The request:
Return the material word for word. Do not include pictures.

Provided entries:
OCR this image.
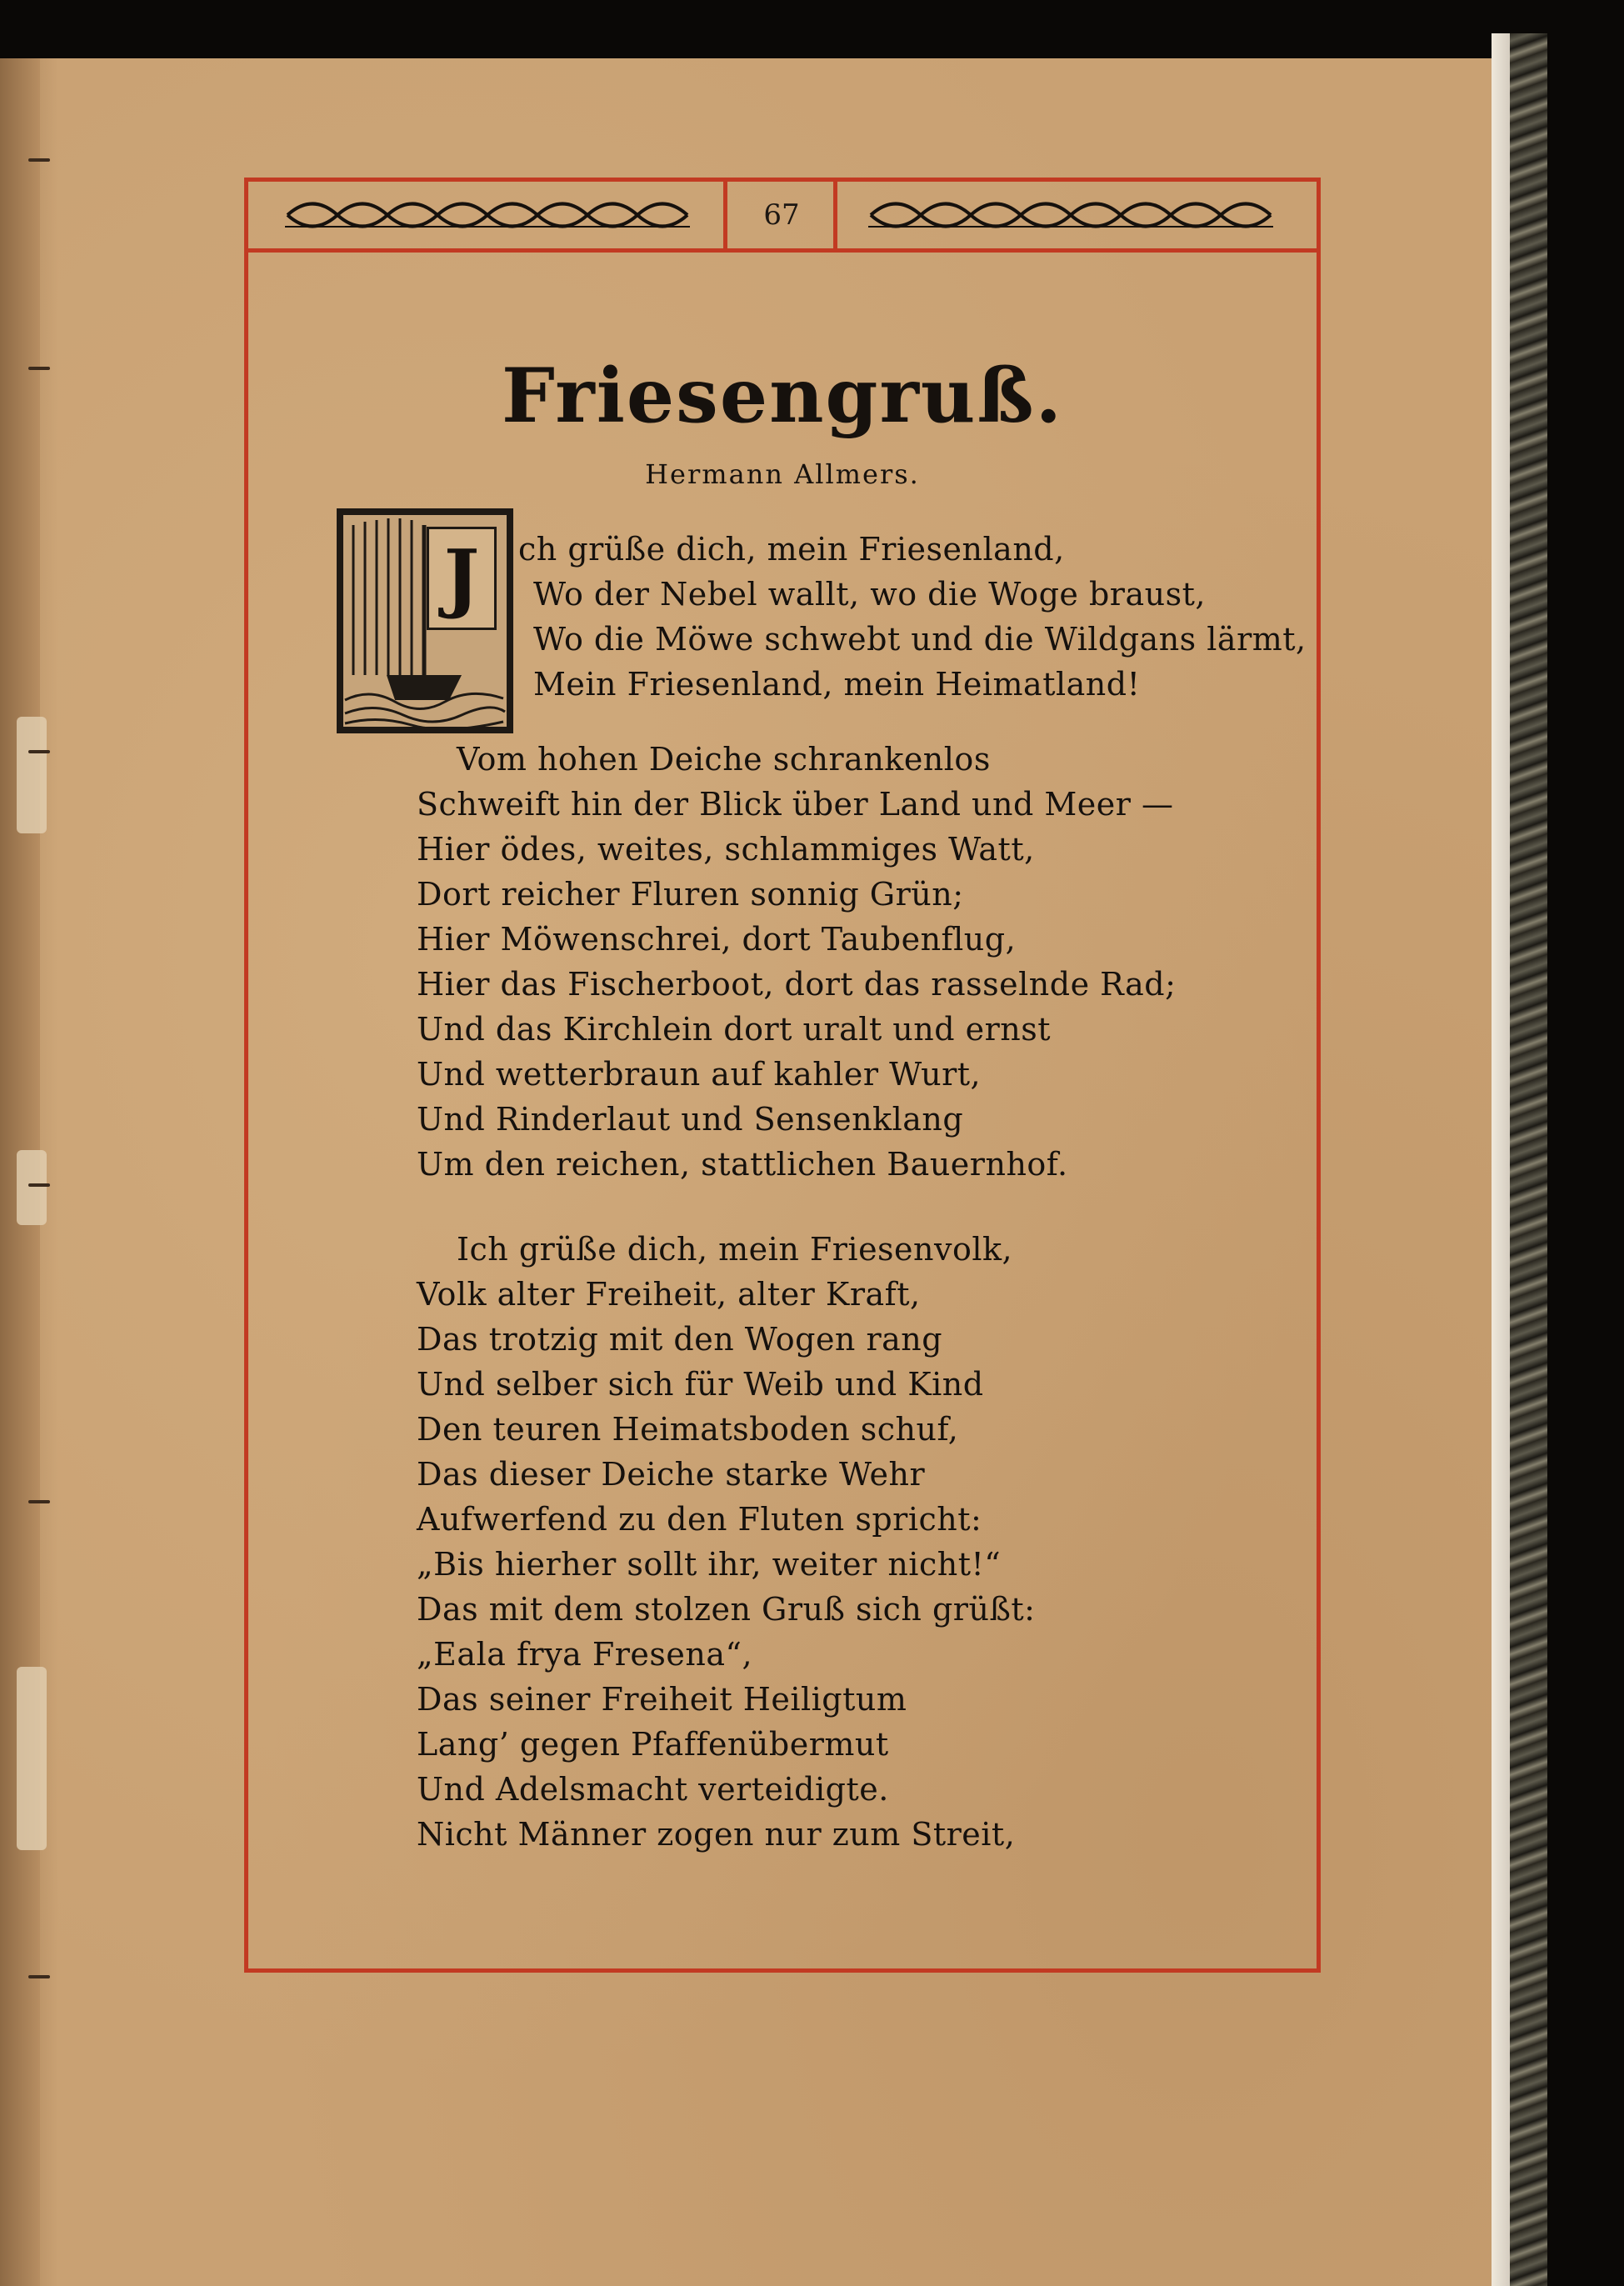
67
Friesengruß.
Hermann Allmers.
J	ch grüße dich, mein Friesenland,
Wo der Nebel wallt, wo die Woge braust,
Wo die Möwe schwebt und die Wildgans lärmt,
Mein Friesenland, mein Heimatland!
Vom hohen Deiche schrankenlos
Schweift hin der Blick über Land und Meer —
Hier ödes, weites, schlammiges Watt,
Dort reicher Fluren sonnig Grün;
Hier Möwenschrei, dort Taubenflug,
Hier das Fischerboot, dort das rasselnde Rad;
Und das Kirchlein dort uralt und ernst
Und wetterbraun auf kahler Wurt,
Und Rinderlaut und Sensenklang
Um den reichen, stattlichen Bauernhof.
Ich grüße dich, mein Friesenvolk,
Volk alter Freiheit, alter Kraft,
Das trotzig mit den Wogen rang
Und selber sich für Weib und Kind
Den teuren Heimatsboden schuf,
Das dieser Deiche starke Wehr
Aufwerfend zu den Fluten spricht:
„Bis hierher sollt ihr, weiter nicht!“
Das mit dem stolzen Gruß sich grüßt:
„Eala frya Fresena“,
Das seiner Freiheit Heiligtum
Lang’ gegen Pfaffenübermut
Und Adelsmacht verteidigte.
Nicht Männer zogen nur zum Streit,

Expected answer:
OCR this image.
67
Friesengruß.
Hermann Allmers.
J	ch grüße dich, mein Friesenland,
Wo der Nebel wallt, wo die Woge braust,
Wo die Möwe schwebt und die Wildgans lärmt,
Mein Friesenland, mein Heimatland!
Vom hohen Deiche schrankenlos
Schweift hin der Blick über Land und Meer —
Hier ödes, weites, schlammiges Watt,
Dort reicher Fluren sonnig Grün;
Hier Möwenschrei, dort Taubenflug,
Hier das Fischerboot, dort das rasselnde Rad;
Und das Kirchlein dort uralt und ernst
Und wetterbraun auf kahler Wurt,
Und Rinderlaut und Sensenklang
Um den reichen, stattlichen Bauernhof.
Ich grüße dich, mein Friesenvolk,
Volk alter Freiheit, alter Kraft,
Das trotzig mit den Wogen rang
Und selber sich für Weib und Kind
Den teuren Heimatsboden schuf,
Das dieser Deiche starke Wehr
Aufwerfend zu den Fluten spricht:
„Bis hierher sollt ihr, weiter nicht!“
Das mit dem stolzen Gruß sich grüßt:
„Eala frya Fresena“,
Das seiner Freiheit Heiligtum
Lang’ gegen Pfaffenübermut
Und Adelsmacht verteidigte.
Nicht Männer zogen nur zum Streit,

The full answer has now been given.